## Exercise requirements
Transcribe the whole listing without a single picture.

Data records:
──────────────────────────────
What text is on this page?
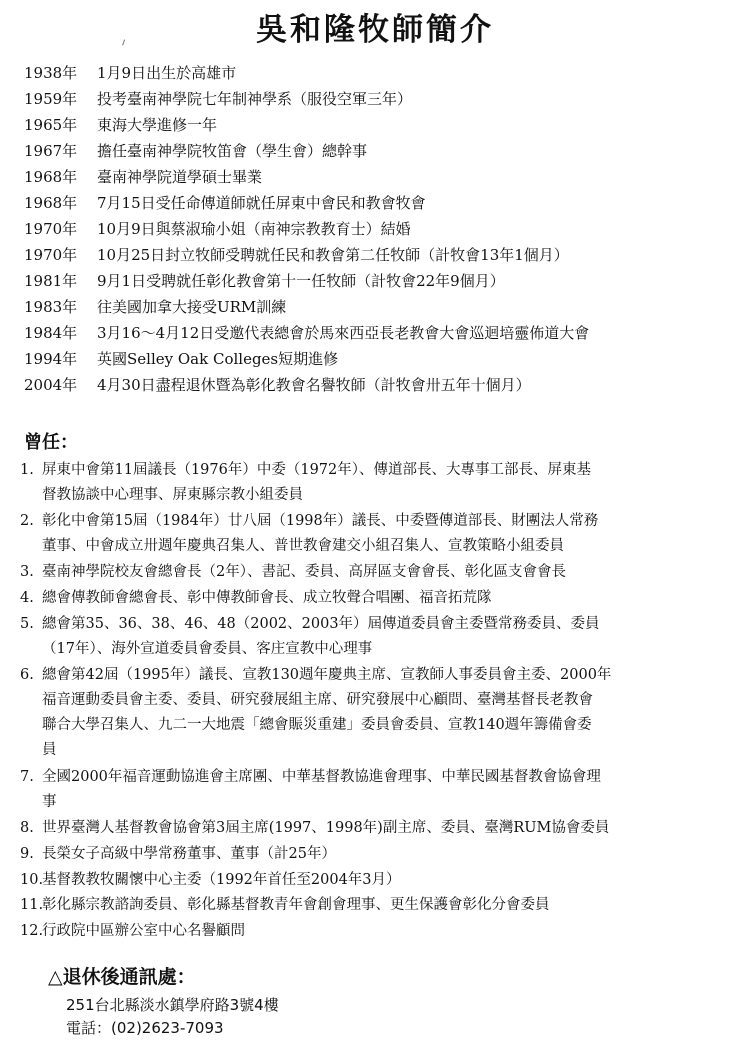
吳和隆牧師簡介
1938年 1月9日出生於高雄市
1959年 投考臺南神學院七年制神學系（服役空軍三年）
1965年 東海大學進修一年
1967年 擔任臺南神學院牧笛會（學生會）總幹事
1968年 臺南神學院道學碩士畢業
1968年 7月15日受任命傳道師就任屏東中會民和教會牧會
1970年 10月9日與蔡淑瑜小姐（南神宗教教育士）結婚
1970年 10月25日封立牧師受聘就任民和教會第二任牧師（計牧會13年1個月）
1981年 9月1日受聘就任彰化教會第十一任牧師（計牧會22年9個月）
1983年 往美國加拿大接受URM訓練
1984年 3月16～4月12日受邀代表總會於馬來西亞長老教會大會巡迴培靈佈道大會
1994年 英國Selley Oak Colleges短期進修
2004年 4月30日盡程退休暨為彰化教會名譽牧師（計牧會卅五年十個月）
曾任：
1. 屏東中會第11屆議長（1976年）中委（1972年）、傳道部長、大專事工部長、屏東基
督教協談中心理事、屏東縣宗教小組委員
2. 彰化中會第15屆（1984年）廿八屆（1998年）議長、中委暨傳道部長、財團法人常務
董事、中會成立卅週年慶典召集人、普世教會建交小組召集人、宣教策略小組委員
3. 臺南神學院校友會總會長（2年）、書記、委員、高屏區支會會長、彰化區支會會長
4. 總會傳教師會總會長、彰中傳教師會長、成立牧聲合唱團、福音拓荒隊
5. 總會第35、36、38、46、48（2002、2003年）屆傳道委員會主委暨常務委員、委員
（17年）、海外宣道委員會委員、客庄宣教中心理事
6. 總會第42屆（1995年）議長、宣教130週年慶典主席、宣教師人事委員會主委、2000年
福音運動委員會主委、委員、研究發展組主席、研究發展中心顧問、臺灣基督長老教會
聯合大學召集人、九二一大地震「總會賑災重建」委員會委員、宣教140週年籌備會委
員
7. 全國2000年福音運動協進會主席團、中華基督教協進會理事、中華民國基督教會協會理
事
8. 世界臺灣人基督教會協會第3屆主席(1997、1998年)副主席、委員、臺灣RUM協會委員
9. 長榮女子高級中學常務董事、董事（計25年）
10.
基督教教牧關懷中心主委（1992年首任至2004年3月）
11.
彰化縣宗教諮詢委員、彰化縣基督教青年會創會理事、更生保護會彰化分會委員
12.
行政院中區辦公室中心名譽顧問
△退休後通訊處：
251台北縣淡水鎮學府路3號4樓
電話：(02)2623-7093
──────────────────────────────
## Result
What text is on this page?
吳和隆牧師簡介
1938年 1月9日出生於高雄市
1959年 投考臺南神學院七年制神學系（服役空軍三年）
1965年 東海大學進修一年
1967年 擔任臺南神學院牧笛會（學生會）總幹事
1968年 臺南神學院道學碩士畢業
1968年 7月15日受任命傳道師就任屏東中會民和教會牧會
1970年 10月9日與蔡淑瑜小姐（南神宗教教育士）結婚
1970年 10月25日封立牧師受聘就任民和教會第二任牧師（計牧會13年1個月）
1981年 9月1日受聘就任彰化教會第十一任牧師（計牧會22年9個月）
1983年 往美國加拿大接受URM訓練
1984年 3月16～4月12日受邀代表總會於馬來西亞長老教會大會巡迴培靈佈道大會
1994年 英國Selley Oak Colleges短期進修
2004年 4月30日盡程退休暨為彰化教會名譽牧師（計牧會卅五年十個月）
曾任：
1. 屏東中會第11屆議長（1976年）中委（1972年）、傳道部長、大專事工部長、屏東基
督教協談中心理事、屏東縣宗教小組委員
2. 彰化中會第15屆（1984年）廿八屆（1998年）議長、中委暨傳道部長、財團法人常務
董事、中會成立卅週年慶典召集人、普世教會建交小組召集人、宣教策略小組委員
3. 臺南神學院校友會總會長（2年）、書記、委員、高屏區支會會長、彰化區支會會長
4. 總會傳教師會總會長、彰中傳教師會長、成立牧聲合唱團、福音拓荒隊
5. 總會第35、36、38、46、48（2002、2003年）屆傳道委員會主委暨常務委員、委員
（17年）、海外宣道委員會委員、客庄宣教中心理事
6. 總會第42屆（1995年）議長、宣教130週年慶典主席、宣教師人事委員會主委、2000年
福音運動委員會主委、委員、研究發展組主席、研究發展中心顧問、臺灣基督長老教會
聯合大學召集人、九二一大地震「總會賑災重建」委員會委員、宣教140週年籌備會委
員
7. 全國2000年福音運動協進會主席團、中華基督教協進會理事、中華民國基督教會協會理
事
8. 世界臺灣人基督教會協會第3屆主席(1997、1998年)副主席、委員、臺灣RUM協會委員
9. 長榮女子高級中學常務董事、董事（計25年）
10.
基督教教牧關懷中心主委（1992年首任至2004年3月）
11.
彰化縣宗教諮詢委員、彰化縣基督教青年會創會理事、更生保護會彰化分會委員
12.
行政院中區辦公室中心名譽顧問
△退休後通訊處：
251台北縣淡水鎮學府路3號4樓
電話：(02)2623-7093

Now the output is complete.